Short problem: Print all of the data below word for word, leaving out the pictures.

--- Begin Material for this exercise ---

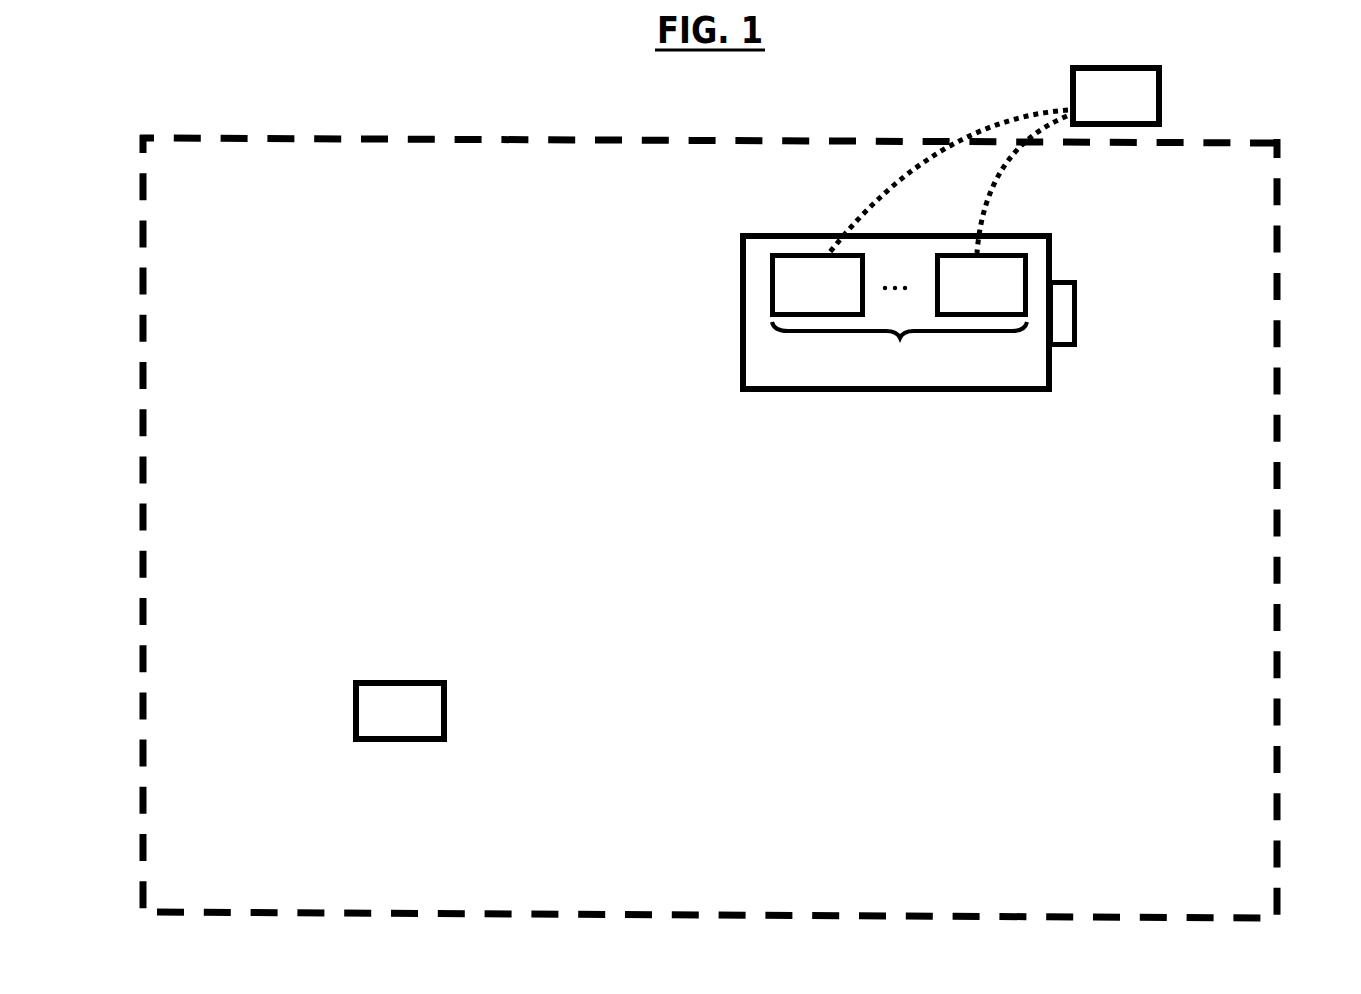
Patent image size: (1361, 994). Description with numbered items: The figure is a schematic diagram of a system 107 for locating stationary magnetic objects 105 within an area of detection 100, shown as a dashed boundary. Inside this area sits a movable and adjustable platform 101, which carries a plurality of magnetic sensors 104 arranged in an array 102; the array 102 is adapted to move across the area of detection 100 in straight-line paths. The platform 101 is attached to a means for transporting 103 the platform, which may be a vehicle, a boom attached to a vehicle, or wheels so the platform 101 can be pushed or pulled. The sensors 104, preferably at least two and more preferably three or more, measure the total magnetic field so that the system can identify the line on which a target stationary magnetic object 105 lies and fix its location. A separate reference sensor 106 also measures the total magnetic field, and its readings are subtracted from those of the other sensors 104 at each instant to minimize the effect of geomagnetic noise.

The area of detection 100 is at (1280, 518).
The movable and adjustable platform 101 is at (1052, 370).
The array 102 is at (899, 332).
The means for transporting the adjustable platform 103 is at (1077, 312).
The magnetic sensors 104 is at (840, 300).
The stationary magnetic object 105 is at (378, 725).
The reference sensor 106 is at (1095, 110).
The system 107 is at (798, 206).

--- End Material for this exercise ---

Full answer:
Patent image size: (1361, 994). Description with numbered items: The figure is a schematic diagram of a system 107 for locating stationary magnetic objects 105 within an area of detection 100, shown as a dashed boundary. Inside this area sits a movable and adjustable platform 101, which carries a plurality of magnetic sensors 104 arranged in an array 102; the array 102 is adapted to move across the area of detection 100 in straight-line paths. The platform 101 is attached to a means for transporting 103 the platform, which may be a vehicle, a boom attached to a vehicle, or wheels so the platform 101 can be pushed or pulled. The sensors 104, preferably at least two and more preferably three or more, measure the total magnetic field so that the system can identify the line on which a target stationary magnetic object 105 lies and fix its location. A separate reference sensor 106 also measures the total magnetic field, and its readings are subtracted from those of the other sensors 104 at each instant to minimize the effect of geomagnetic noise.

The area of detection 100 is at (1280, 518).
The movable and adjustable platform 101 is at (1052, 370).
The array 102 is at (899, 332).
The means for transporting the adjustable platform 103 is at (1077, 312).
The magnetic sensors 104 is at (840, 300).
The stationary magnetic object 105 is at (378, 725).
The reference sensor 106 is at (1095, 110).
The system 107 is at (798, 206).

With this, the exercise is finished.